(The task):
Copy out the lines that have "tham" in them.

====== Raw data

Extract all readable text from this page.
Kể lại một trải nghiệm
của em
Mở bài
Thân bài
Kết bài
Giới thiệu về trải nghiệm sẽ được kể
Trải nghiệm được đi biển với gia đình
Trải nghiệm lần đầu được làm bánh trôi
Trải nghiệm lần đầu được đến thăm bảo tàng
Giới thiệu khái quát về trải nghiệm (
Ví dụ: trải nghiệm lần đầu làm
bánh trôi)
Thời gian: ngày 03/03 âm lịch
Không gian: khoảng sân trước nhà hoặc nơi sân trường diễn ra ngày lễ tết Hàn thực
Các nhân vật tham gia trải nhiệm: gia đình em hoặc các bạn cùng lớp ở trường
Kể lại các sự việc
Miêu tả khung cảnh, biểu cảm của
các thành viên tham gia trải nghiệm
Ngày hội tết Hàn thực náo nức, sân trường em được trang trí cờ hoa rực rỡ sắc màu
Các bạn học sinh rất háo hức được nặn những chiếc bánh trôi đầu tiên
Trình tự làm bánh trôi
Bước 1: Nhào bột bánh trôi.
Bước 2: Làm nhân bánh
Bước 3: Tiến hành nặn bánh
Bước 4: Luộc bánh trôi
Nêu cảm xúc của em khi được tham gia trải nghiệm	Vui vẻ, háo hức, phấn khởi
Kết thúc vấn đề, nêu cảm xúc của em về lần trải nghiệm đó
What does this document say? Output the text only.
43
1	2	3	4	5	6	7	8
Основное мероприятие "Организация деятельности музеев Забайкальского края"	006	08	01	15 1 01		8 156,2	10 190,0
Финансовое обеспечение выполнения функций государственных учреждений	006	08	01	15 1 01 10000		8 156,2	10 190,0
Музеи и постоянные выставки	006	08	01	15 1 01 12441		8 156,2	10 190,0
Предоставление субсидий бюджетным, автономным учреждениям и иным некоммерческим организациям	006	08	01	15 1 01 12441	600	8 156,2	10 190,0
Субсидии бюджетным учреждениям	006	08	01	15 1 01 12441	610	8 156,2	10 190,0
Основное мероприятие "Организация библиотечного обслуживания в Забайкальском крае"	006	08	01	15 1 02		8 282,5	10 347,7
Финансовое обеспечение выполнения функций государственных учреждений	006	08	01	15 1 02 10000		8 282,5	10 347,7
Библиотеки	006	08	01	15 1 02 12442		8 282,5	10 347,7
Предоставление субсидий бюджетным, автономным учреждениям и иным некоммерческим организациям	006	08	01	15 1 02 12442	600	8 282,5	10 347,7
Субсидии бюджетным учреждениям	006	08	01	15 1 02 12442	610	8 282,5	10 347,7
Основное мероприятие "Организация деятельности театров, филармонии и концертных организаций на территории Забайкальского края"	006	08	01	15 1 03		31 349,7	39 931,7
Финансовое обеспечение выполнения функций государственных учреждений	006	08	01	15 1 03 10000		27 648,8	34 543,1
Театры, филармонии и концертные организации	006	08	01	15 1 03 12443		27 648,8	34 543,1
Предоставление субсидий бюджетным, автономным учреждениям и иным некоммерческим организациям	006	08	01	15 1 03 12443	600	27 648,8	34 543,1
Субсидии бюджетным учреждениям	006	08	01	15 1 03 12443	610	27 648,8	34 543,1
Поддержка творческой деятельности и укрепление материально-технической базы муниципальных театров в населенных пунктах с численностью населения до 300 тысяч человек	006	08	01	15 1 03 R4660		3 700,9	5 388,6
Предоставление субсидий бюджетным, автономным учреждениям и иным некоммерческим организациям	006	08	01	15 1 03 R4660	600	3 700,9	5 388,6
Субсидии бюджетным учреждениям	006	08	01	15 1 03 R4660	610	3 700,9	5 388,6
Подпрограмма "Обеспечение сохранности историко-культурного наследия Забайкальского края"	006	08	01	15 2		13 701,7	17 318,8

============

(Problem solution):
Các nhân vật tham gia trải nhiệm: gia đình em hoặc các bạn cùng lớp ở trường
các thành viên tham gia trải nghiệm
Nêu cảm xúc của em khi được tham gia trải nghiệm	Vui vẻ, háo hức, phấn khởi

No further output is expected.